» **To be done**: Provide a single number: the count of lines containing the string "field".

-------- Data to process

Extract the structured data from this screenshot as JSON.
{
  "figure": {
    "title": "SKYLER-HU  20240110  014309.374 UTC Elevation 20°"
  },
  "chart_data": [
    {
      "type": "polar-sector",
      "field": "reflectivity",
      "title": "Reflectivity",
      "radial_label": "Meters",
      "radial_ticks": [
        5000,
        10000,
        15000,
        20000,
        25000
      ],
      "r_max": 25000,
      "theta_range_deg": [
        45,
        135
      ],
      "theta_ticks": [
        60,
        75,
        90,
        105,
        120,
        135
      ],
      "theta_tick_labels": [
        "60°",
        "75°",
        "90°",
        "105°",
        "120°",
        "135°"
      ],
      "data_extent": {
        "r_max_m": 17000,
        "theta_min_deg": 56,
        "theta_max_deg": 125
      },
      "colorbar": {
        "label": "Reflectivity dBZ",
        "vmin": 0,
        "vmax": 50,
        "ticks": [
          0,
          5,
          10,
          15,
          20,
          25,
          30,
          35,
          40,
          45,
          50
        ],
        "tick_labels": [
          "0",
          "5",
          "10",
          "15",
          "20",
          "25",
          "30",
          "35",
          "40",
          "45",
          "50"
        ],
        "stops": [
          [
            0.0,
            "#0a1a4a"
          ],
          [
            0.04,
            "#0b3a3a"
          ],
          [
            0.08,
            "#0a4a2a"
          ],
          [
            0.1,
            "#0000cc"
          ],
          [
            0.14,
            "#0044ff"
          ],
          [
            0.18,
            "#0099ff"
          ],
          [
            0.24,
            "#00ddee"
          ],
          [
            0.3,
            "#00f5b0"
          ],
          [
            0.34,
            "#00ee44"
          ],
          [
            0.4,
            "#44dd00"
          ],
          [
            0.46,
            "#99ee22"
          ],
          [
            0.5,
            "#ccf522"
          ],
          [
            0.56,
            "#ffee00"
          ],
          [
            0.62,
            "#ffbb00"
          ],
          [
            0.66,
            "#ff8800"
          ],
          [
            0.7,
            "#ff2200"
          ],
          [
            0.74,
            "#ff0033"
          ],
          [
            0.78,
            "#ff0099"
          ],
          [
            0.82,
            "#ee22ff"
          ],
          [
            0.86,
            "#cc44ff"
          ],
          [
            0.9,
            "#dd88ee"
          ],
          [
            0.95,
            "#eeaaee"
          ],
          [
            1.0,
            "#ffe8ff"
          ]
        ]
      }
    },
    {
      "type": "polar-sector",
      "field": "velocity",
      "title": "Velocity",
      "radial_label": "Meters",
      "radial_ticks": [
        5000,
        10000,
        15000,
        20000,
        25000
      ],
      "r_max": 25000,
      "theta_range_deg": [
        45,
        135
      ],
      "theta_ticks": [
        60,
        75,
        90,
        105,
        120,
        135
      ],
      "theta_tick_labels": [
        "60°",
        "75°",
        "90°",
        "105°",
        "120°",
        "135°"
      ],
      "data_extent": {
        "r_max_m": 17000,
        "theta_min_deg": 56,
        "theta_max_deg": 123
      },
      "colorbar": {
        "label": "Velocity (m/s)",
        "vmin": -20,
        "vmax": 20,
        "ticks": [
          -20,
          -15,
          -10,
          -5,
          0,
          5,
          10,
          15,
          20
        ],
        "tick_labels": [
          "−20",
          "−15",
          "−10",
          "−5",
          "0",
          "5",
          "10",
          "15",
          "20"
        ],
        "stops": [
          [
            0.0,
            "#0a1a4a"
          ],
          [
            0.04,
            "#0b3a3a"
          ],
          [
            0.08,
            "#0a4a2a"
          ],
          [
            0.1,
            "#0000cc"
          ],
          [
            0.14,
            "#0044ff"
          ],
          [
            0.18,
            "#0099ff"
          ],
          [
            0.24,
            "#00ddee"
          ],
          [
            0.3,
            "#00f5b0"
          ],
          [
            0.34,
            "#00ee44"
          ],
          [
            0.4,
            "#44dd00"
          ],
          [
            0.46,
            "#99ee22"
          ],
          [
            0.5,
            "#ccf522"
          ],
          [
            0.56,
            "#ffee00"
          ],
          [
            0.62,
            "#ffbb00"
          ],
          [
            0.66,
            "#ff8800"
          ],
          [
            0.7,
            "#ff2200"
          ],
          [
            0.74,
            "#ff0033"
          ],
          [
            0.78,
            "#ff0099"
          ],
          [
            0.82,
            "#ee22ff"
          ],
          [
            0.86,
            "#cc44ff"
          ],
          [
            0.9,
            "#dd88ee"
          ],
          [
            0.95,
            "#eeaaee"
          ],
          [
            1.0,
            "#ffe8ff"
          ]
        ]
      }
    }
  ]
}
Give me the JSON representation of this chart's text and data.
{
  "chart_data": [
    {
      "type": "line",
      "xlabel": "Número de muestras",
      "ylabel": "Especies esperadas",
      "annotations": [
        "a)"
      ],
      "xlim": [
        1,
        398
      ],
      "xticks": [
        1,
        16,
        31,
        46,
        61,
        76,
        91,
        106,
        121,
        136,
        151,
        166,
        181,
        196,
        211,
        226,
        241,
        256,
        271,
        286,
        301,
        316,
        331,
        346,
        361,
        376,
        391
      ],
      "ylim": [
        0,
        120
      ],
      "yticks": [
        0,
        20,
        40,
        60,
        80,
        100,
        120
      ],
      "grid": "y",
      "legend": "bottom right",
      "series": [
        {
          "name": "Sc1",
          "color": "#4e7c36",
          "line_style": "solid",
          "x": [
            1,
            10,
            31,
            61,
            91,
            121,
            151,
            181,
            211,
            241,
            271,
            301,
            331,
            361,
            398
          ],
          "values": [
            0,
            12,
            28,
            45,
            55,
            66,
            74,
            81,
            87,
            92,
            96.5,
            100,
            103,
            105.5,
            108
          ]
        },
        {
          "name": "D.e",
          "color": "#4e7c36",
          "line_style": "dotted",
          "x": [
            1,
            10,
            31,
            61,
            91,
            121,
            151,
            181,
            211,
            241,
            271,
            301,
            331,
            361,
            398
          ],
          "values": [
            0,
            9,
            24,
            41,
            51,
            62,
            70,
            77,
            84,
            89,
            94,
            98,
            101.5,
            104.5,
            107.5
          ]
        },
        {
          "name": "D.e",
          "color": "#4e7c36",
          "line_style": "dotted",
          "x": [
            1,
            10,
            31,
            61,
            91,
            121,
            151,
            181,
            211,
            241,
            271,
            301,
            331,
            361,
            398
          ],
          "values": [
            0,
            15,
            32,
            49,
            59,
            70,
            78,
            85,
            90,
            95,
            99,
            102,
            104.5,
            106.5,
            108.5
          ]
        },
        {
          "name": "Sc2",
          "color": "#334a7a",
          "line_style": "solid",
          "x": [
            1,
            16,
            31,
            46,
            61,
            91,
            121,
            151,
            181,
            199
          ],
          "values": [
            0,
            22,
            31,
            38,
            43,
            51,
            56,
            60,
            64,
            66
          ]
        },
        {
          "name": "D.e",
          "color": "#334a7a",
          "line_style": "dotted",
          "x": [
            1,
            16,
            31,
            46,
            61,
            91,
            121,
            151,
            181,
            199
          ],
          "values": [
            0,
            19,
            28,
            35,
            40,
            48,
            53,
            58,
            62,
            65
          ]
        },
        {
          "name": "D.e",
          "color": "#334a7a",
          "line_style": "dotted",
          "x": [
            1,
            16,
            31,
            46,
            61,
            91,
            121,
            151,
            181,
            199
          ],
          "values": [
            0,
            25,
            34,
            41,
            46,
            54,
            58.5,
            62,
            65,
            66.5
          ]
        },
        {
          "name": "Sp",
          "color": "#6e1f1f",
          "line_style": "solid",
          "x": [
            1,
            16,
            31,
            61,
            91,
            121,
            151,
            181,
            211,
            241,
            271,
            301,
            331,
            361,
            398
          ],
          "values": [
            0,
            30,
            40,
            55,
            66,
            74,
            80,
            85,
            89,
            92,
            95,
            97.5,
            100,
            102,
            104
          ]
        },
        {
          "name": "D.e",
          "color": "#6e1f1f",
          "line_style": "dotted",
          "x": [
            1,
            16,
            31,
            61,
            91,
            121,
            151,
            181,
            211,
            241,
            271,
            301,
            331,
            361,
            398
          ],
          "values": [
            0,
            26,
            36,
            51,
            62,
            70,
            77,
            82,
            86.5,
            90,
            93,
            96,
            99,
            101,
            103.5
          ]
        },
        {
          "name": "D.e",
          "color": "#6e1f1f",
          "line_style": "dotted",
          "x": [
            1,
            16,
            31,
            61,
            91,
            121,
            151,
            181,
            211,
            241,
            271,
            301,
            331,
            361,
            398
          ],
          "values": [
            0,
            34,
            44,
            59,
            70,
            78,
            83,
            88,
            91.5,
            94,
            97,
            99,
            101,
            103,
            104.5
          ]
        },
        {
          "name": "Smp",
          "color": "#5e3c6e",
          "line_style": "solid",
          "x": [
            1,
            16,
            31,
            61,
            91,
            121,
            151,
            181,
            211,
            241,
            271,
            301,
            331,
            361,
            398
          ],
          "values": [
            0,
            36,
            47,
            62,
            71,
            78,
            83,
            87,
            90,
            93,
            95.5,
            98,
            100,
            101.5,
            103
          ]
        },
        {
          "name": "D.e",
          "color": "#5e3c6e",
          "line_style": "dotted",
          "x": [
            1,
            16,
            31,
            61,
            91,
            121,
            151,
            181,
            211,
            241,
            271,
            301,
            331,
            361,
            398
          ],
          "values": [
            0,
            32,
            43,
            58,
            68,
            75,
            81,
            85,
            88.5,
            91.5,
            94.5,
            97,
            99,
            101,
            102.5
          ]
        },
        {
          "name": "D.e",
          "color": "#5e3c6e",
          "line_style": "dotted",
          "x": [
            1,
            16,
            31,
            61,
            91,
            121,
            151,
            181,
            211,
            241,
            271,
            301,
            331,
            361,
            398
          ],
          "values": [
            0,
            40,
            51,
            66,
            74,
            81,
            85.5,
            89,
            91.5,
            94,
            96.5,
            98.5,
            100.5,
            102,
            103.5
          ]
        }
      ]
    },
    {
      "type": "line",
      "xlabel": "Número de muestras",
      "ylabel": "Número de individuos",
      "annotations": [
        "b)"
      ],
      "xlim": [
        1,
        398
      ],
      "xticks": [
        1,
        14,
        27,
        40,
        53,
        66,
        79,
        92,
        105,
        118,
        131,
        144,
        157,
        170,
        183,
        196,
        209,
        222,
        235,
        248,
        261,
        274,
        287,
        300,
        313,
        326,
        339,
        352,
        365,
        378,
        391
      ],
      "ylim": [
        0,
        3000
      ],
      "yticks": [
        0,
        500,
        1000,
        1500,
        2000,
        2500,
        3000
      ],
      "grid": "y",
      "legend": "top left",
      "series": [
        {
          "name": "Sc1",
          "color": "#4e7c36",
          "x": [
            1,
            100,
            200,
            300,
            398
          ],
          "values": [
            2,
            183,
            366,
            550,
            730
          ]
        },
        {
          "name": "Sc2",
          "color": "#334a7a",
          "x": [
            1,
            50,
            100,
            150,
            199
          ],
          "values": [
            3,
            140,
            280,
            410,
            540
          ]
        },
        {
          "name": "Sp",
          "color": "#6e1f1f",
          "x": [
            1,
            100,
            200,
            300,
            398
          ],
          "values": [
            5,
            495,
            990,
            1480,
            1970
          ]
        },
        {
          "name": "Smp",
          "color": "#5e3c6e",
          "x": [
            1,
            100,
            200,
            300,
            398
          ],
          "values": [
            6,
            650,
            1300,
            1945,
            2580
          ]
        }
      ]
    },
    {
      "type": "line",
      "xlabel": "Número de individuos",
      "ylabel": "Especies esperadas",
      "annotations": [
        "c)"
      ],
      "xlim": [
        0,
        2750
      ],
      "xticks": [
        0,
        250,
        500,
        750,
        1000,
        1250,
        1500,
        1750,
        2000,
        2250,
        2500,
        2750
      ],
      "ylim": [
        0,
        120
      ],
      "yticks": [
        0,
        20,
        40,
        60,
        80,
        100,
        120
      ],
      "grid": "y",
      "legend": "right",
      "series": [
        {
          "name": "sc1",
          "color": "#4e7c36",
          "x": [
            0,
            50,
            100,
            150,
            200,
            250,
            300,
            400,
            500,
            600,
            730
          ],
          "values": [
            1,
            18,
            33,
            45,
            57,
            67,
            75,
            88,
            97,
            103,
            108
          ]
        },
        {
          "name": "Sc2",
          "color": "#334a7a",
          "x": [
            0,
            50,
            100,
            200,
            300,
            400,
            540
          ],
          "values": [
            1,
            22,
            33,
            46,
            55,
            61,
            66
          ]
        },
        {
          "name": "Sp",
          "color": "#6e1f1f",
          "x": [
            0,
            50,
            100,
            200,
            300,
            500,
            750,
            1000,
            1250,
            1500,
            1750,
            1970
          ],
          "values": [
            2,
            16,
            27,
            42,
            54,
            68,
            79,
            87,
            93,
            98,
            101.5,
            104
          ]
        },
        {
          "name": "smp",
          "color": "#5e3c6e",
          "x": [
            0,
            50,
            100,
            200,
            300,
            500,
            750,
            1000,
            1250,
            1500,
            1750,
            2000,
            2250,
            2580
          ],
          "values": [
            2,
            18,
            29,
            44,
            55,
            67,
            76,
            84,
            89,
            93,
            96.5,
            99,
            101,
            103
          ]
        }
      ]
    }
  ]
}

----------------

» **Task result**: 2